• _What needs to be done_
Return all the lines below in which the string "större" appears.

• _Working data_
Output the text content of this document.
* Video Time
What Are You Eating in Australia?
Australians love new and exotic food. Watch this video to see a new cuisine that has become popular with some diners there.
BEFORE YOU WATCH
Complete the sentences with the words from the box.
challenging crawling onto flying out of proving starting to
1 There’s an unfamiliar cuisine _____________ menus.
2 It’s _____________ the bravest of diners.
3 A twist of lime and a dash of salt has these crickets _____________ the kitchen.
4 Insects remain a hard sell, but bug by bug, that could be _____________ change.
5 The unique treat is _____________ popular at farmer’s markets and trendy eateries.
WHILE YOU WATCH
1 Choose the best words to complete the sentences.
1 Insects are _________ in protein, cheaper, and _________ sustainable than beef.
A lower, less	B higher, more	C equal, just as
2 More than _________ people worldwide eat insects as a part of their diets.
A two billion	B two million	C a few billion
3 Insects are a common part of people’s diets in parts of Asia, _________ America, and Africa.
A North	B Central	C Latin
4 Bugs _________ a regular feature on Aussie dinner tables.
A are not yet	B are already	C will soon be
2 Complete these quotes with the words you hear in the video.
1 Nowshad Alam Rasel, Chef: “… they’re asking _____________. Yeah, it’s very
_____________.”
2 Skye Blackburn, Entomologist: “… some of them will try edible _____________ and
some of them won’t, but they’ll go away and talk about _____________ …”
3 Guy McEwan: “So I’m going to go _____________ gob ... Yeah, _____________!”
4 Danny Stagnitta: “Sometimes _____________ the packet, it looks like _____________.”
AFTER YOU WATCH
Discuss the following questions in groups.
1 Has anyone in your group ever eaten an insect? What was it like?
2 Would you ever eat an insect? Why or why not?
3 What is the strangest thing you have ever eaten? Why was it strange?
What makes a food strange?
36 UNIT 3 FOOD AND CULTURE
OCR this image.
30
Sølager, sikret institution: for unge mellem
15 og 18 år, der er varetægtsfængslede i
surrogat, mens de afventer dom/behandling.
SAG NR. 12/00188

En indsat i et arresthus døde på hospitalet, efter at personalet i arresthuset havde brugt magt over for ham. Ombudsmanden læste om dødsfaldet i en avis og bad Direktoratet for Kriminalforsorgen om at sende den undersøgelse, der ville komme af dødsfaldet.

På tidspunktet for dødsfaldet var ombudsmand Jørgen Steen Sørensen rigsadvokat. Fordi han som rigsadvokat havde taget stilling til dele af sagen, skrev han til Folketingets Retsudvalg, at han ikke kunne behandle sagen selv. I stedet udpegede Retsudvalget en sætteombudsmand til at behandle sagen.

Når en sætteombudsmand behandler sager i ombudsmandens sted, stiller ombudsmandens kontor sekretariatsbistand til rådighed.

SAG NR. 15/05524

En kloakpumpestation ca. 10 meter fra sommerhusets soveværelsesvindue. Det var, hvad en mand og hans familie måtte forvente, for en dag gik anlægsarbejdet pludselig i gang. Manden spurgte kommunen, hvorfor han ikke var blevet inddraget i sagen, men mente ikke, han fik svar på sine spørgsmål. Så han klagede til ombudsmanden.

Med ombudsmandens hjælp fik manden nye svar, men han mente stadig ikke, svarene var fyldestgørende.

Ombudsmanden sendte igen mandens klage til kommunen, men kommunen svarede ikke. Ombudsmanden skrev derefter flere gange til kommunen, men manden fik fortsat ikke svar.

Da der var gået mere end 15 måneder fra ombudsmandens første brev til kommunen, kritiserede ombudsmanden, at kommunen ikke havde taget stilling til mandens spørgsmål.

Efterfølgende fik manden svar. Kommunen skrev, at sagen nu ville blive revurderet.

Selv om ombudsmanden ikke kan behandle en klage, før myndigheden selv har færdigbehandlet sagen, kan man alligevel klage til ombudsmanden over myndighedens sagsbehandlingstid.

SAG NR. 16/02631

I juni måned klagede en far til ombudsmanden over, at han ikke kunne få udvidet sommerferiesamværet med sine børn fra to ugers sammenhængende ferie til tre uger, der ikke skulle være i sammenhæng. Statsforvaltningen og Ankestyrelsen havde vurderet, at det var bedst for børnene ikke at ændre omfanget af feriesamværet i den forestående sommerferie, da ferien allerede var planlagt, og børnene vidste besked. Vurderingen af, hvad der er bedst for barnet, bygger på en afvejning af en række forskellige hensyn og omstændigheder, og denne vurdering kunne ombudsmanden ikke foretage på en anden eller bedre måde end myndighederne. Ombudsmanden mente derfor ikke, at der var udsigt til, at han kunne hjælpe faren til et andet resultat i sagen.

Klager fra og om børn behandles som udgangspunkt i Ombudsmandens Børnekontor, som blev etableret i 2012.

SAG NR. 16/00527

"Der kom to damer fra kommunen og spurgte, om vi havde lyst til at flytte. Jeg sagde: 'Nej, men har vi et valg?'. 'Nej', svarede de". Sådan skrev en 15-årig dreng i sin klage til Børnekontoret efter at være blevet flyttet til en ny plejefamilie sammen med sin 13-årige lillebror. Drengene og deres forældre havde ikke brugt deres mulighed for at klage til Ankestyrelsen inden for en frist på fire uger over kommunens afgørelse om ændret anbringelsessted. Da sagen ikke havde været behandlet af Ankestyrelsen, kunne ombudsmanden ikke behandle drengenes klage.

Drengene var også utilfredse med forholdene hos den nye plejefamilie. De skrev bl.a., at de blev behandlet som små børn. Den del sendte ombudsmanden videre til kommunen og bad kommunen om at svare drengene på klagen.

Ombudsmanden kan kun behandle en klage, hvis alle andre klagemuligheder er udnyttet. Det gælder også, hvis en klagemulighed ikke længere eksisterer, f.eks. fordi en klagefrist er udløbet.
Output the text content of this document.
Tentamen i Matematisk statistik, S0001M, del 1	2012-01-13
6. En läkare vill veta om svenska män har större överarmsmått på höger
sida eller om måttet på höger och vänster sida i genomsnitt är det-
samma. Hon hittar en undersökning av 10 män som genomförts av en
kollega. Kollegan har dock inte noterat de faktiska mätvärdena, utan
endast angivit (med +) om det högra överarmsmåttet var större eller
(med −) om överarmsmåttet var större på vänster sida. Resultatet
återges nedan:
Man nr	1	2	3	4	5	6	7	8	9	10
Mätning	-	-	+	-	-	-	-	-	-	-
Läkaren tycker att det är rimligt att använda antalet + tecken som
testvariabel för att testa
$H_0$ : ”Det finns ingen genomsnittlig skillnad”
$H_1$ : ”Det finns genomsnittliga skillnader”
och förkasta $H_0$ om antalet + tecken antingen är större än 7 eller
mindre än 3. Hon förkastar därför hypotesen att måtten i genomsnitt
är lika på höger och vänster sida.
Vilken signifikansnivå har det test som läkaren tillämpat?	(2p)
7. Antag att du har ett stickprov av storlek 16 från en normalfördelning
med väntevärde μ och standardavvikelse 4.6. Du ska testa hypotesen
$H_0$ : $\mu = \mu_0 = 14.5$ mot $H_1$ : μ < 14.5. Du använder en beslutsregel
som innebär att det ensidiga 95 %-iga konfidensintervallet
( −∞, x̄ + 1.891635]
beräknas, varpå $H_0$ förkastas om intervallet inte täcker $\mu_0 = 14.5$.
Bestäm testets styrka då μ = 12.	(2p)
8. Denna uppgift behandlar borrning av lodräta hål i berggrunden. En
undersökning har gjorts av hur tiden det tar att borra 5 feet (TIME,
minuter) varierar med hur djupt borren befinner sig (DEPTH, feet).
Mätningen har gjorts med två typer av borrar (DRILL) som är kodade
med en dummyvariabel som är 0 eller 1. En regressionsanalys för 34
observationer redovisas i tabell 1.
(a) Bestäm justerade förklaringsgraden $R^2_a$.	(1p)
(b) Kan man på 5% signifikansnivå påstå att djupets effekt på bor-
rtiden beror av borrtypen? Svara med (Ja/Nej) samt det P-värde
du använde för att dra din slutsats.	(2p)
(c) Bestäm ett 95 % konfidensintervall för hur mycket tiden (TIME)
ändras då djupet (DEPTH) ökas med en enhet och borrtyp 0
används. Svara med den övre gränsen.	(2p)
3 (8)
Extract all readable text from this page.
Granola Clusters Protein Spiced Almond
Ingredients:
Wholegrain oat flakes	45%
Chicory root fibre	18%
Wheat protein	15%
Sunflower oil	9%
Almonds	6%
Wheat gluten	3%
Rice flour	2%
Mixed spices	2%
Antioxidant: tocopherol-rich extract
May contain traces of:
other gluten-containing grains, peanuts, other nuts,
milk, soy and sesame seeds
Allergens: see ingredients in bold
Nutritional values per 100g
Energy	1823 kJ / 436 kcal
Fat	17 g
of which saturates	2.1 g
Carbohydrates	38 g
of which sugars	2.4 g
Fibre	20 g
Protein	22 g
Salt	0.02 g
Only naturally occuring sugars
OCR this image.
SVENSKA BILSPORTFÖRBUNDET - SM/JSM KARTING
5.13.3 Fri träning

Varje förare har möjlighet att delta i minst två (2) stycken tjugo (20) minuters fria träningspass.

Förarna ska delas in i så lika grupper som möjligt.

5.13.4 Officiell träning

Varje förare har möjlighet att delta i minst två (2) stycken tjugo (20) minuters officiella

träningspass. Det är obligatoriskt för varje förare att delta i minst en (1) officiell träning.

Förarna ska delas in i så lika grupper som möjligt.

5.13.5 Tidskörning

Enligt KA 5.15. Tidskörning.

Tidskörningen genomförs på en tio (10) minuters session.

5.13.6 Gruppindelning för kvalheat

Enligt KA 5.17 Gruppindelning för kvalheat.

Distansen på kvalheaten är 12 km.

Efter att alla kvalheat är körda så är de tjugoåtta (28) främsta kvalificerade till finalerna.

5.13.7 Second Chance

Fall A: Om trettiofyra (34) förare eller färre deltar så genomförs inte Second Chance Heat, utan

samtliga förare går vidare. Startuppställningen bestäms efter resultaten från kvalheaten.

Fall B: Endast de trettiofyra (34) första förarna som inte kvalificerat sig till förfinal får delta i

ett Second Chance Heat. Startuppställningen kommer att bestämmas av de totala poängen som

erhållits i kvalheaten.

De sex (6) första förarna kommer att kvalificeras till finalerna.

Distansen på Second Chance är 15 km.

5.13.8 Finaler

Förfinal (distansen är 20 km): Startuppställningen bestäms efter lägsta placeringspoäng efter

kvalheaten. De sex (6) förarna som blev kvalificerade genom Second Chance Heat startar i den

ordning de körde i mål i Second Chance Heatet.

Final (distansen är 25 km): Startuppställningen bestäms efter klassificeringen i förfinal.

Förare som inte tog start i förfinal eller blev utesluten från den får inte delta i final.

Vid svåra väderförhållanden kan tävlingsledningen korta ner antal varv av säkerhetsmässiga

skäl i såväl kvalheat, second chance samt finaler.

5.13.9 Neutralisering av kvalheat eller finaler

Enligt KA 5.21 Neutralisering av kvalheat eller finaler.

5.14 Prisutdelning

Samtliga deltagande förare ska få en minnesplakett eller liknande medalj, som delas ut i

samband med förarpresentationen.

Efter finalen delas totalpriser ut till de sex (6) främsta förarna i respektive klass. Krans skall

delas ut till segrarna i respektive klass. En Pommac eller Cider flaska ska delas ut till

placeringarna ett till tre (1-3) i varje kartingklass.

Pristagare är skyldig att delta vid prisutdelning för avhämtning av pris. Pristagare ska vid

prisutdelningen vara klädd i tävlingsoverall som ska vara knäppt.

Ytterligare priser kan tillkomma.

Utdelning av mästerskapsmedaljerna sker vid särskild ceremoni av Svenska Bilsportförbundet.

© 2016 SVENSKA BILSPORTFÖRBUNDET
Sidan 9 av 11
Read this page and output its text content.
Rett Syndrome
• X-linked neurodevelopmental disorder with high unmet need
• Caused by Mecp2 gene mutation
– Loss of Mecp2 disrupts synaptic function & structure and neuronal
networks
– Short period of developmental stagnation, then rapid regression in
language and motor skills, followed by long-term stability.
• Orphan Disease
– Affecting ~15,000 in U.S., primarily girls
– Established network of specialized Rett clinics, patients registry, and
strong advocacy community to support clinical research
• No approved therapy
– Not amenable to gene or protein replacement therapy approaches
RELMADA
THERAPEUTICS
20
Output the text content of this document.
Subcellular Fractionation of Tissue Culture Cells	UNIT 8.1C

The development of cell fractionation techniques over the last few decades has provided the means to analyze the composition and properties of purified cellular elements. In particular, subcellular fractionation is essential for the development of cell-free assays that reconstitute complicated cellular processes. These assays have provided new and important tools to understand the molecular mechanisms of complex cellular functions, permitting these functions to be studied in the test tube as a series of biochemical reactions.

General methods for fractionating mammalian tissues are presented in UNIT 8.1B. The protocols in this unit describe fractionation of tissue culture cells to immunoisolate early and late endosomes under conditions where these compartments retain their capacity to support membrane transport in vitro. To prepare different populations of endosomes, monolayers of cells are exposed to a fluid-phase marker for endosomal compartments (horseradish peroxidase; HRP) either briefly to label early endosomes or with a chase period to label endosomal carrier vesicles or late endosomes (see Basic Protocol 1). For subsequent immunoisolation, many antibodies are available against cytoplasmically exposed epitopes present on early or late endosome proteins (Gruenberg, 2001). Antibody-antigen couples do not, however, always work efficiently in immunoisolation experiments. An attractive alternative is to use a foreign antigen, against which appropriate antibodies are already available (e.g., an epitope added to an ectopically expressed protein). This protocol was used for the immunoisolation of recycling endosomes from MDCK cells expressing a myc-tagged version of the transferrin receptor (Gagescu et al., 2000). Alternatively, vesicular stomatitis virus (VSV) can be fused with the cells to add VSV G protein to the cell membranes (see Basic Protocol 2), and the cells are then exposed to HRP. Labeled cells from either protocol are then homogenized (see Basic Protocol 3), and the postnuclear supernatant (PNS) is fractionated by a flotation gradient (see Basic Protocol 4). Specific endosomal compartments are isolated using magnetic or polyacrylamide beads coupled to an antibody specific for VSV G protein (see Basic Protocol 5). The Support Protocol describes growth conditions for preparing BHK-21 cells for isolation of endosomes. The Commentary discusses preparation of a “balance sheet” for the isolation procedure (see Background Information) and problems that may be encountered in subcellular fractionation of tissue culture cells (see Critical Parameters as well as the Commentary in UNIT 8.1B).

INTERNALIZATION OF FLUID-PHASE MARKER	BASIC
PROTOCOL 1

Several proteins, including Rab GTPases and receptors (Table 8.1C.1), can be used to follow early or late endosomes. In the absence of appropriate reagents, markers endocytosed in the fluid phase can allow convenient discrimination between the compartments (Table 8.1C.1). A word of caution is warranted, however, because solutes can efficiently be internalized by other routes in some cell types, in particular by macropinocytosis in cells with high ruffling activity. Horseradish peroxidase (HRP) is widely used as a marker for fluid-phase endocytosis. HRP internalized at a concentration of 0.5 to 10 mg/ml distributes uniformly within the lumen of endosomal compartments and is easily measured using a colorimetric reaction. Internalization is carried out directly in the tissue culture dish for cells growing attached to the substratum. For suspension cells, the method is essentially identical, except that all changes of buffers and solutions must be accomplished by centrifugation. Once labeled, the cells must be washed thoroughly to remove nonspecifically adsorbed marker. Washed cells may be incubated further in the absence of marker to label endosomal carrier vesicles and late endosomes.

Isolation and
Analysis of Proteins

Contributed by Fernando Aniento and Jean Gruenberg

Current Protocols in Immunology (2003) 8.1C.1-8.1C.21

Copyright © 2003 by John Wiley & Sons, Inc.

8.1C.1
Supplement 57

• _Result of this task_
6. En läkare vill veta om svenska män har större överarmsmått på höger
endast angivit (med +) om det högra överarmsmåttet var större eller
(med −) om överarmsmåttet var större på vänster sida. Resultatet
och förkasta $H_0$ om antalet + tecken antingen är större än 7 eller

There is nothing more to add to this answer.